**Required task**
From the entries provided below, copy each line that contains the word "title".

**Entries provided**
+++

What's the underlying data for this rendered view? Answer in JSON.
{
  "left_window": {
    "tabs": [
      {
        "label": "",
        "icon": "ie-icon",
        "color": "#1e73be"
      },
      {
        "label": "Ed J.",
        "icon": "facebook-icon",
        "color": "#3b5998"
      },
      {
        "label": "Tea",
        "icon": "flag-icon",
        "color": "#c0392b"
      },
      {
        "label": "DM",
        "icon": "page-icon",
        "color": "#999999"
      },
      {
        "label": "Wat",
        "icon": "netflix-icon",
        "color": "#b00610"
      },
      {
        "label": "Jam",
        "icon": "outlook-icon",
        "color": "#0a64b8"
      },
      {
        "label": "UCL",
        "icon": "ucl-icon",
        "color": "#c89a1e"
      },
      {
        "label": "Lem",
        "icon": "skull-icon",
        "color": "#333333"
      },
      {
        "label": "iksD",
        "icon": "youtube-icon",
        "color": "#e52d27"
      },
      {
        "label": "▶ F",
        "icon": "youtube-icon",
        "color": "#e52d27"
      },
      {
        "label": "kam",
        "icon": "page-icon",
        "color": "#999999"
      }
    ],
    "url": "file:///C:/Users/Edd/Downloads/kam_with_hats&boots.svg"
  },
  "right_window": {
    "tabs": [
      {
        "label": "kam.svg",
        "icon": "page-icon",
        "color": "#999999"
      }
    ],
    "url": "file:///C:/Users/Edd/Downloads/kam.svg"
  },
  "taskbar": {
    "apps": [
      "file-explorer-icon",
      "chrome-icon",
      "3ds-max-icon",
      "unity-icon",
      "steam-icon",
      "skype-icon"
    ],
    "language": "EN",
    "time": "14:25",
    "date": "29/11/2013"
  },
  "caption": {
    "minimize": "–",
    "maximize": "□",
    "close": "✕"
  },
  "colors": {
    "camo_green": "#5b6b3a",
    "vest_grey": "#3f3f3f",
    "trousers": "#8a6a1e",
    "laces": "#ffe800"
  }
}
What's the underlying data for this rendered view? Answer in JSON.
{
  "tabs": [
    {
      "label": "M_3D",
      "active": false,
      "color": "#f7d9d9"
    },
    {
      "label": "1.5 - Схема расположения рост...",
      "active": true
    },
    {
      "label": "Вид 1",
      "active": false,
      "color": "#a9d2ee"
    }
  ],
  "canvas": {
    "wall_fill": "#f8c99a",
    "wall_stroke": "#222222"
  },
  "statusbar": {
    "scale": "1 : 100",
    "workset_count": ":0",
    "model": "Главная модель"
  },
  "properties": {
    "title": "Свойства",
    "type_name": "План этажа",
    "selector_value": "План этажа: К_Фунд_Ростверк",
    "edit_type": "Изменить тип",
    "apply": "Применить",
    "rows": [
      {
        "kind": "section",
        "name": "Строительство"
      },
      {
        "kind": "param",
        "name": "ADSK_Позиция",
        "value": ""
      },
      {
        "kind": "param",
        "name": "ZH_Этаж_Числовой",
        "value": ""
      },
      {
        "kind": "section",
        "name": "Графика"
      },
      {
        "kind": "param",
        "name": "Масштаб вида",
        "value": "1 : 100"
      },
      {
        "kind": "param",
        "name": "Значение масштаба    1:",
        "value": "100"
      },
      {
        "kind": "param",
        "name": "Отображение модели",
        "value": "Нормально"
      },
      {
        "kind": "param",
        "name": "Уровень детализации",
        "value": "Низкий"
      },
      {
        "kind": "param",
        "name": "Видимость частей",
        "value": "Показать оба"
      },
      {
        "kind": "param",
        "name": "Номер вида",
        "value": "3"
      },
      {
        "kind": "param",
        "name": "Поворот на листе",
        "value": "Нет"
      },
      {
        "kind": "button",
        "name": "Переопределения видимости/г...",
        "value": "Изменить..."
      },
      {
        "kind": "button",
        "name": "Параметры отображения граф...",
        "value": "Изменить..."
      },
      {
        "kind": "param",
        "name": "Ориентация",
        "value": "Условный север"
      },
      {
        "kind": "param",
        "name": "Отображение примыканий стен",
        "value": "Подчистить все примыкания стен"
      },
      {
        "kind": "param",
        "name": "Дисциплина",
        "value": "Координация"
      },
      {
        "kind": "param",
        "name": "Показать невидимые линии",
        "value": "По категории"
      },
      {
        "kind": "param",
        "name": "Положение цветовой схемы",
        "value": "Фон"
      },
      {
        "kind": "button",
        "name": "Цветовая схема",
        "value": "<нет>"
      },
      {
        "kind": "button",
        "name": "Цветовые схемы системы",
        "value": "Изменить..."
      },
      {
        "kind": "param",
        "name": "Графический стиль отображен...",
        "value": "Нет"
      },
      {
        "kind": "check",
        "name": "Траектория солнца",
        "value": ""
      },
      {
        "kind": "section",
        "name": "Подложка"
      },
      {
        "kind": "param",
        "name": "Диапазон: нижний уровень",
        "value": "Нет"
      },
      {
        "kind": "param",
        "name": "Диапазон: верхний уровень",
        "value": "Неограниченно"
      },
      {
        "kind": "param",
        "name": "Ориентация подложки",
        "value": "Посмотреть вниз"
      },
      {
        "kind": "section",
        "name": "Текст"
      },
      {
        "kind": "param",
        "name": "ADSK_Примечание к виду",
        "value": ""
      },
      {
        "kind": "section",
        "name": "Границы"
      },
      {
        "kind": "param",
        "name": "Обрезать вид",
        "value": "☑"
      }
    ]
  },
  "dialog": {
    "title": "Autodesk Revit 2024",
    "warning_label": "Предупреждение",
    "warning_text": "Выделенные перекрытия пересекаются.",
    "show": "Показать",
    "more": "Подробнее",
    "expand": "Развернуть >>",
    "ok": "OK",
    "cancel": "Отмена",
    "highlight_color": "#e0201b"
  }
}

+++

**Problem solution**
    "title": "Свойства",
    "title": "Autodesk Revit 2024",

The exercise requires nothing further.